State Senator-elect Jan Angel (R)

Mailboxes are still cooling down in Washington state’s 26th legislative district, the site of this year’s hard-fought race for state Senate between incumbent appointee Nathan Schlicher (D) and then-state Rep. Jan Angel (R), but there’s no doubt that heat is warming the hopes of Republicans after Angel’s impressive and important victory.

In one sense, Angel’s ultimate victory was nearly total. She beat her opponent by nine points in the August primary. Even more impressive, she earned a decisive four-point win in the general election by withstanding a record-setting onslaught of attack spending for a state legislative race.

In doing so, Angel adds one more critical vote to the Republican-led bipartisan Senate Majority Coalition Caucus, a paradigm-shifting alignment of interests that succeeded in slowing state government spending and tax increases for the first time in almost a decade. To say that Schlicher’s loss was a body blow to Democrats is an understatement. Angel adds more weight to the legislative force lobbying for reform and restraint, a caucus that seems more in sync with voter sensitivities as indicated by a slew of anti-tax ballot measure decisions.

When political strategists looked at the race earlier in the year, coming as it did in an off, off year, it fit the archetype of a spotlight contest for a Democrat-held seat in a blue state that would draw attention from and spending by local and national politicos.

Both Republicans and Democrats had the same success metric for the race: nothing less than a win was acceptable and each side was prepared to go all in.

Democrats needed to hang onto the seat and stall the growth of the bipartisan Senate Majority Coalition Caucus that had successfully resisted a major push for drastic tax increases; Republicans sought to extend the advantage of same and by doing so set the table for the 2014 election when the GOP hopes of retaking the state Legislature on a platform of instituting reforms and reviving economic opportunities.

Angel campaigned to make the race a referendum to reject the brand of D.C. politics that has characterized Gov. Jay Inslee’s first year in office, a serialized drama of parliamentary showdowns orchestrated for maximum theatrical value to the Democratic base.

In that sense, the attacks against Angel may have had the effect of demonstrating that by giving Schlicher a genuine electoral victory they could expect more of the same.

Attacks from liberal Democratic groups such as Fuse Votes (who boasted in email communications that their entire staff bivouacked in the 26th district during the final week of the race, to no avail. Their pitch to would-be donors was that electing Schlicher might revive hope that a progressive agenda on social issues and tax increases could be realized.

• PROVIDED INFORMATION:
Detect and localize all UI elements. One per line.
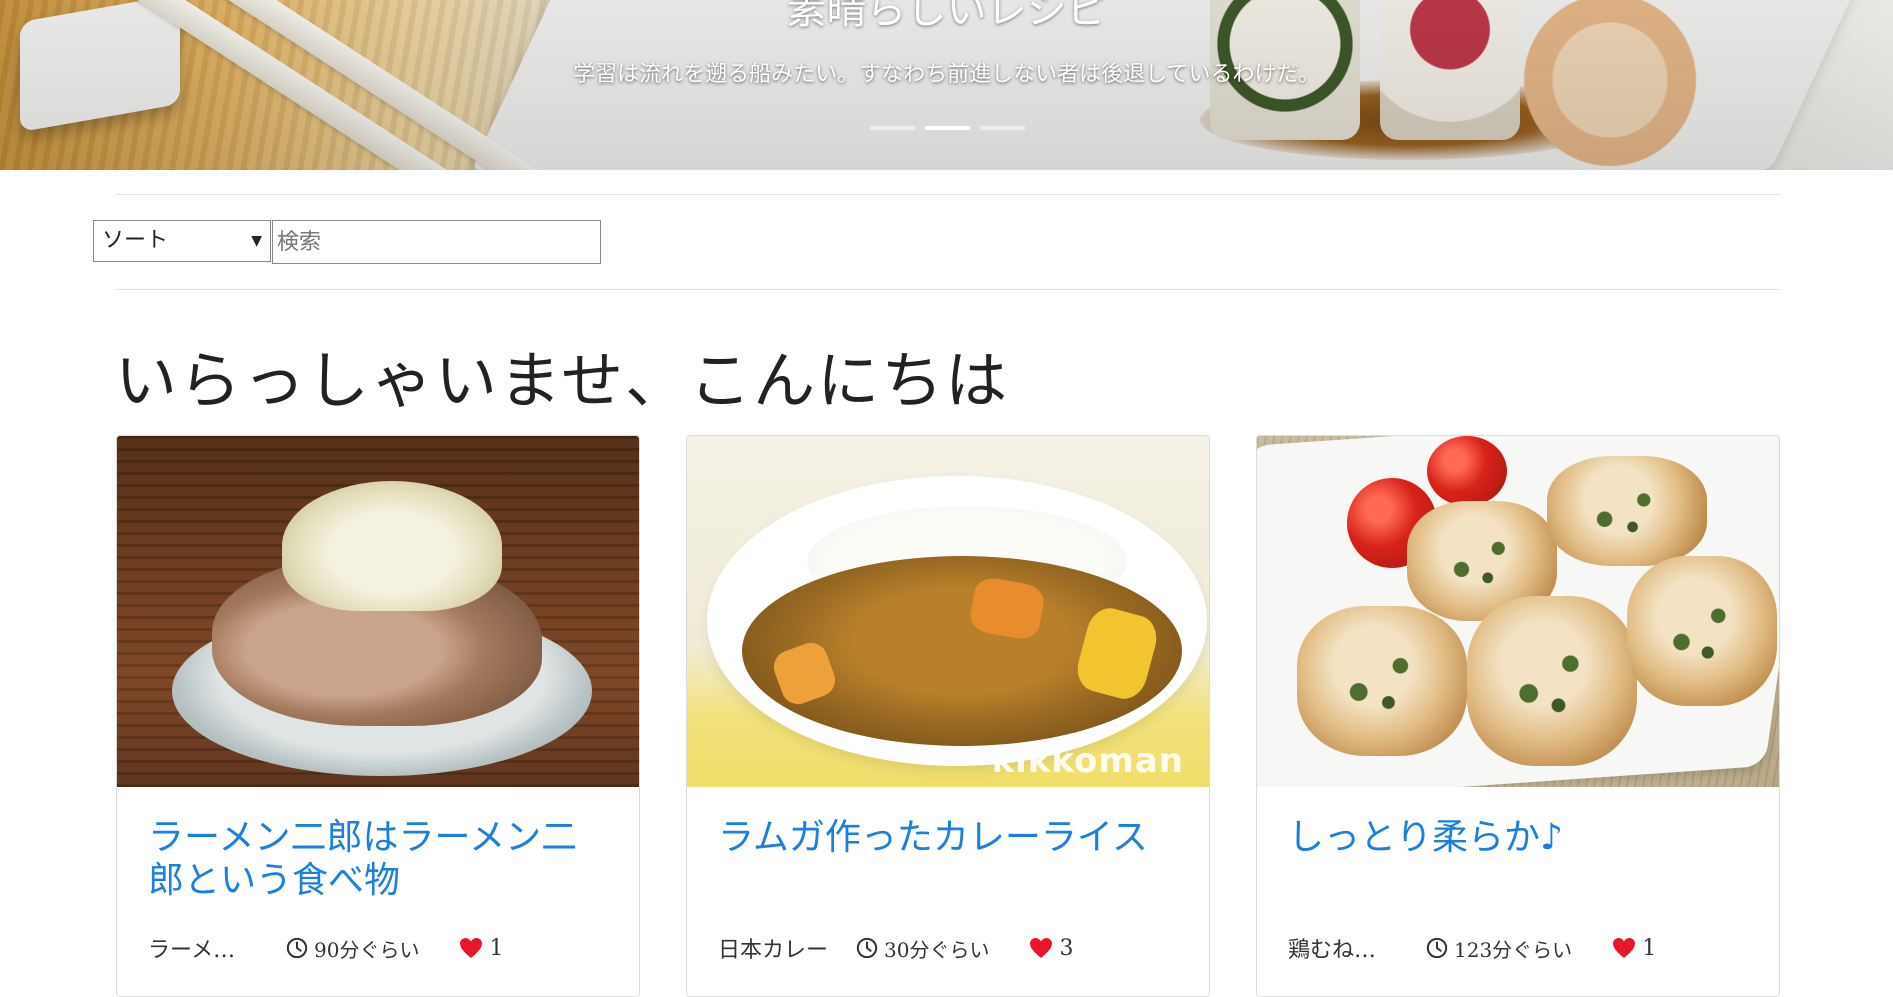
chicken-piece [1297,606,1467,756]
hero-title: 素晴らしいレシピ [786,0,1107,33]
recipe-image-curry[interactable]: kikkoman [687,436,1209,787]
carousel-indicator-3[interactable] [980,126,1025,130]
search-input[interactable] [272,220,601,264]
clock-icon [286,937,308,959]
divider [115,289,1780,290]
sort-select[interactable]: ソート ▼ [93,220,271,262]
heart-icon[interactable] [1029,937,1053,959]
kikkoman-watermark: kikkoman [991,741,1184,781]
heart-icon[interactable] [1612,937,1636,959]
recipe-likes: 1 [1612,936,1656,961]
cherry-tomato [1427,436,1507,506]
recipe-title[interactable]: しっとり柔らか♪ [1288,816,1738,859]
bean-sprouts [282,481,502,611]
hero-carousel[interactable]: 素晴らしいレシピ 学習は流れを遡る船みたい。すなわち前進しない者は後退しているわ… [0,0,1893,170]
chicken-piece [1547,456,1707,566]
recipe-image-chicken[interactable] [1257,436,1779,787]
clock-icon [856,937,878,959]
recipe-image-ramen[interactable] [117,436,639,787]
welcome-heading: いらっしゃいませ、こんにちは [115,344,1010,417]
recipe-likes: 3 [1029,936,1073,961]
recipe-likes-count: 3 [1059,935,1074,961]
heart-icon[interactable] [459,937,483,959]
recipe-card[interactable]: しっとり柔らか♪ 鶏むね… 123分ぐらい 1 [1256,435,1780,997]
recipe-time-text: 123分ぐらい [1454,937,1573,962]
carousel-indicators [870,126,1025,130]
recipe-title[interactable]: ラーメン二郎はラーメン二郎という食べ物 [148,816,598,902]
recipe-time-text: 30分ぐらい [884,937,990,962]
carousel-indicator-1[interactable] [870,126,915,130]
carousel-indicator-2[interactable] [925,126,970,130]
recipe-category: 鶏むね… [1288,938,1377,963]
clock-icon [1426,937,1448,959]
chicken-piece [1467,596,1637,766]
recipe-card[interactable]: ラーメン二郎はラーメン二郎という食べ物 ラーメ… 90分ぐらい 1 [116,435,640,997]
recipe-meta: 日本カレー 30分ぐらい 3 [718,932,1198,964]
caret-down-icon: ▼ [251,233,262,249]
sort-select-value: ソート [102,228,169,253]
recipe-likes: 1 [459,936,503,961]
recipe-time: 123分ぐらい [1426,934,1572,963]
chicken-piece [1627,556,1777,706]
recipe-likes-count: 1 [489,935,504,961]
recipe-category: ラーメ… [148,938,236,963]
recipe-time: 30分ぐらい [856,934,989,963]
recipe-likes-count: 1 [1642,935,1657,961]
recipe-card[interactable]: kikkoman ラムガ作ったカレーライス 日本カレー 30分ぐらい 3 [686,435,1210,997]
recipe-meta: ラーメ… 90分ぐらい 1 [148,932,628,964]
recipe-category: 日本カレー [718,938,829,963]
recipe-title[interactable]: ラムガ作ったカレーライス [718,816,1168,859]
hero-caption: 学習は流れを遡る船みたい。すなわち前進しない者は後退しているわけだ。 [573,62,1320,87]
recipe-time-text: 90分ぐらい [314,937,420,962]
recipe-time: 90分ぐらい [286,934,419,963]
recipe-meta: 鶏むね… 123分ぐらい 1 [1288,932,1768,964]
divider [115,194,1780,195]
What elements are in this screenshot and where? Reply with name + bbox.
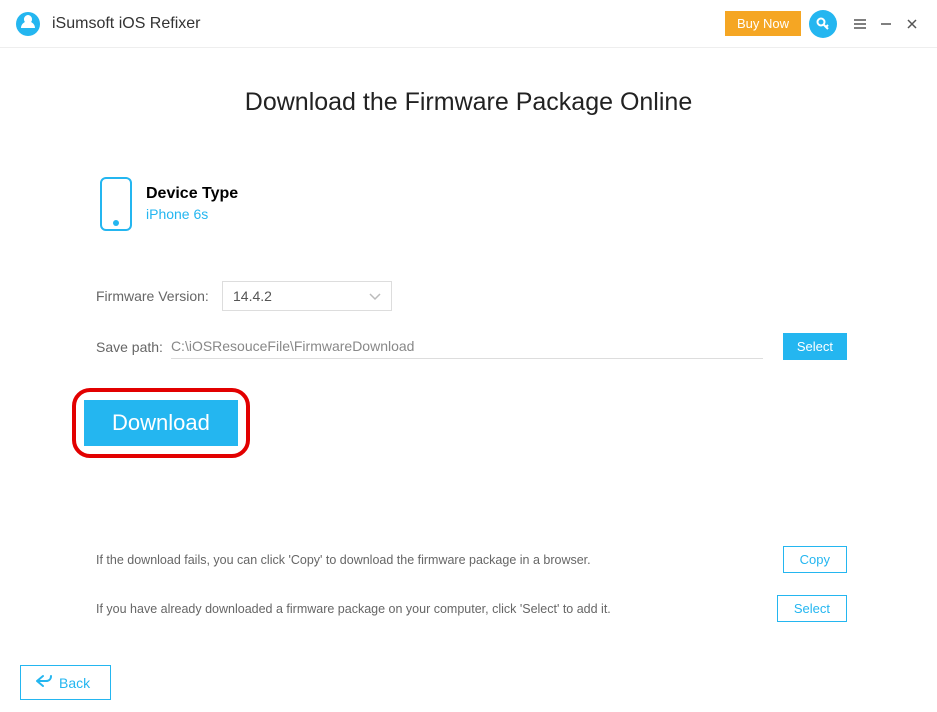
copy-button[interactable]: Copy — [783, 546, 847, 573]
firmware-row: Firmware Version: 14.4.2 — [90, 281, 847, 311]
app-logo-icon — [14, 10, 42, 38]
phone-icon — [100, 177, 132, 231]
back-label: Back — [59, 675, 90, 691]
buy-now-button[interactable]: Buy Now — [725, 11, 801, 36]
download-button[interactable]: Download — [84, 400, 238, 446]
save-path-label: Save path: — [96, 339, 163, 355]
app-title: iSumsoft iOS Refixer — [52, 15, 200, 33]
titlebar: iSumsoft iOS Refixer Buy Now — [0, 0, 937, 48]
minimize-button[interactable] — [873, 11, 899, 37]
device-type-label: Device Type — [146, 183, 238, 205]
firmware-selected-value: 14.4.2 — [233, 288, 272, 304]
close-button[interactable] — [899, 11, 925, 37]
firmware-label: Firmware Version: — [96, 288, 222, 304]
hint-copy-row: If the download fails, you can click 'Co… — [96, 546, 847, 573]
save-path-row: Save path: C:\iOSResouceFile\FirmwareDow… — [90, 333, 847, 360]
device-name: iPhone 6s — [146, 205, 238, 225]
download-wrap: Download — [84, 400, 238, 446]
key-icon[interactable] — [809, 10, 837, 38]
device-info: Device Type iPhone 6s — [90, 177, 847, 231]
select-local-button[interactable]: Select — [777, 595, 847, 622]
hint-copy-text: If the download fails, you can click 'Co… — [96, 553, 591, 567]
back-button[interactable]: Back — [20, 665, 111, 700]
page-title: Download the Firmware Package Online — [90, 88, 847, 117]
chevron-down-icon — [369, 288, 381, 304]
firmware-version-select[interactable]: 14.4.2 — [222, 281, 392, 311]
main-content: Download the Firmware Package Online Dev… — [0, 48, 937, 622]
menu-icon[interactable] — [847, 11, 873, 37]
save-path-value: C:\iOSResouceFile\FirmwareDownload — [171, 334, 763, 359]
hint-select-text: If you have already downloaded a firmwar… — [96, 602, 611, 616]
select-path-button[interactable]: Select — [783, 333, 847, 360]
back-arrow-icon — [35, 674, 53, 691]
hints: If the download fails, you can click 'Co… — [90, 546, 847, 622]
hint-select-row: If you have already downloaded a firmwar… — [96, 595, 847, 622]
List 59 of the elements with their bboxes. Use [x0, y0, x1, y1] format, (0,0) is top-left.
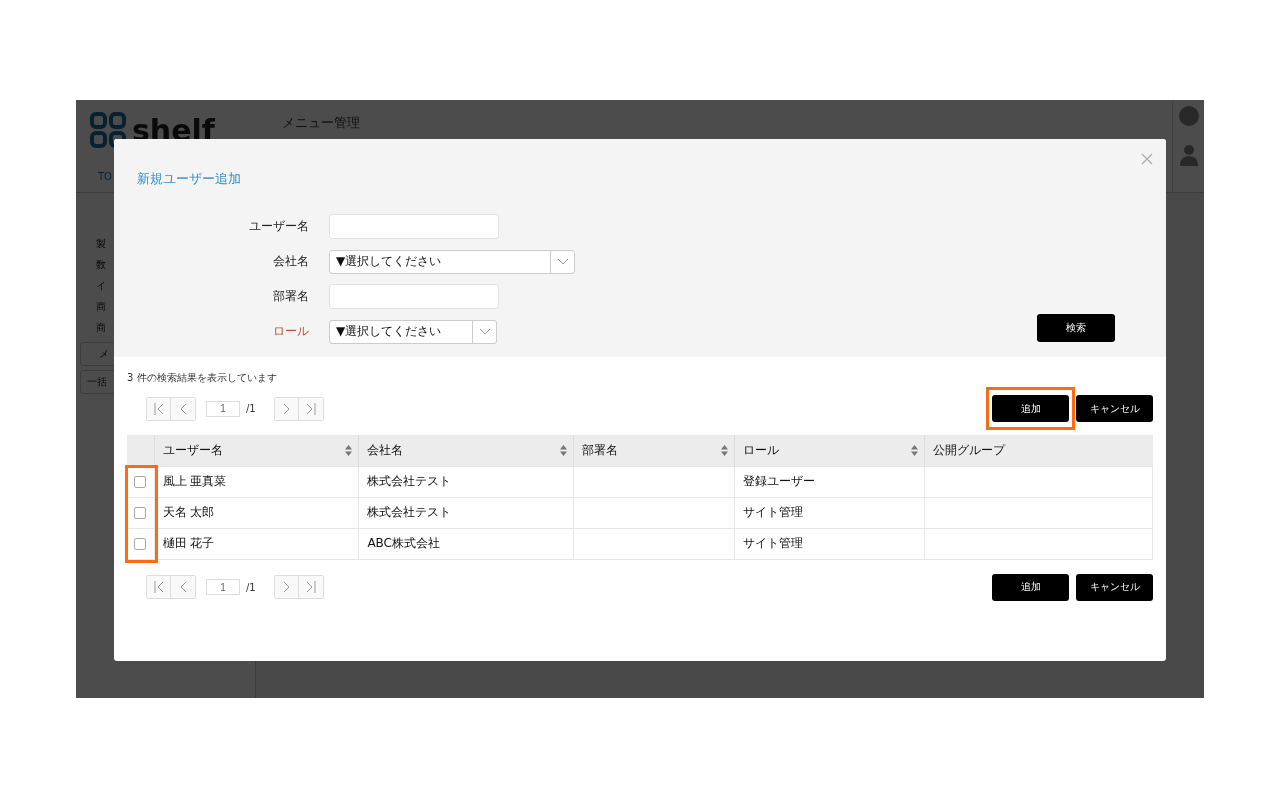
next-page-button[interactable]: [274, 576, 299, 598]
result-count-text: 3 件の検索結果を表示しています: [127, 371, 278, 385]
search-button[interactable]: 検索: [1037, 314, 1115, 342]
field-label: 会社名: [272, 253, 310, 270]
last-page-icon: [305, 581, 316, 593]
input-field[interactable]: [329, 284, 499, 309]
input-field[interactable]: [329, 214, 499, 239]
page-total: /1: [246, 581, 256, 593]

• DIRECTIONS FOR THIS TASK: Transcribe the passage on the 26th district Senate race word for word, starting at "In that sense, the" and ending at "could be realized.".

• CORRECT RESPONSE:
In that sense, the attacks against Angel may have had the effect of demonstrating that by giving Schlicher a genuine electoral victory they could expect more of the same.

Attacks from liberal Democratic groups such as Fuse Votes (who boasted in email communications that their entire staff bivouacked in the 26th district during the final week of the race, to no avail. Their pitch to would-be donors was that electing Schlicher might revive hope that a progressive agenda on social issues and tax increases could be realized.